Data entries:
※ ※ ※

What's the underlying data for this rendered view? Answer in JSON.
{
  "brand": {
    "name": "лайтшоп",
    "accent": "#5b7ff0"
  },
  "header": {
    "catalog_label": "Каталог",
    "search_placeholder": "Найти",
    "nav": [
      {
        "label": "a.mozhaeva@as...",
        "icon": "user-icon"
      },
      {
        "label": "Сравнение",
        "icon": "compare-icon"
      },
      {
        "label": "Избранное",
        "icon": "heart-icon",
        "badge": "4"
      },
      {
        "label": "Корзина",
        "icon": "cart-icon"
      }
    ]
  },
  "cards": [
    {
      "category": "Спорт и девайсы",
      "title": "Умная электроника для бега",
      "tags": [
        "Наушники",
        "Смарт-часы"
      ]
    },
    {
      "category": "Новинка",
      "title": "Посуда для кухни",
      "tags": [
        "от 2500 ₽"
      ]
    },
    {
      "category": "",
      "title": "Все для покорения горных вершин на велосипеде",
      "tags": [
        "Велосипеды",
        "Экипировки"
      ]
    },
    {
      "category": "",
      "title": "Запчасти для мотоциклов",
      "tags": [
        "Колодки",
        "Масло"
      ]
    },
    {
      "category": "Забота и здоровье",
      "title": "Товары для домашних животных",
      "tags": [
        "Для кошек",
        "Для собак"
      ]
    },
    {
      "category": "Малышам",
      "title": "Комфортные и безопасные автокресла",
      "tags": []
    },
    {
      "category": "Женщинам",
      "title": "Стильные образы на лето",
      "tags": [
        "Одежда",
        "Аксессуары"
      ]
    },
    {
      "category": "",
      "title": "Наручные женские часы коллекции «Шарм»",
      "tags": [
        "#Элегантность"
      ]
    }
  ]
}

※ ※ ※

Do this:
Every line that holds the word "title" should be extracted.

Exercise answer:
      "title": "Умная электроника для бега",
      "title": "Посуда для кухни",
      "title": "Все для покорения горных вершин на велосипеде",
      "title": "Запчасти для мотоциклов",
      "title": "Товары для домашних животных",
      "title": "Комфортные и безопасные автокресла",
      "title": "Стильные образы на лето",
      "title": "Наручные женские часы коллекции «Шарм»",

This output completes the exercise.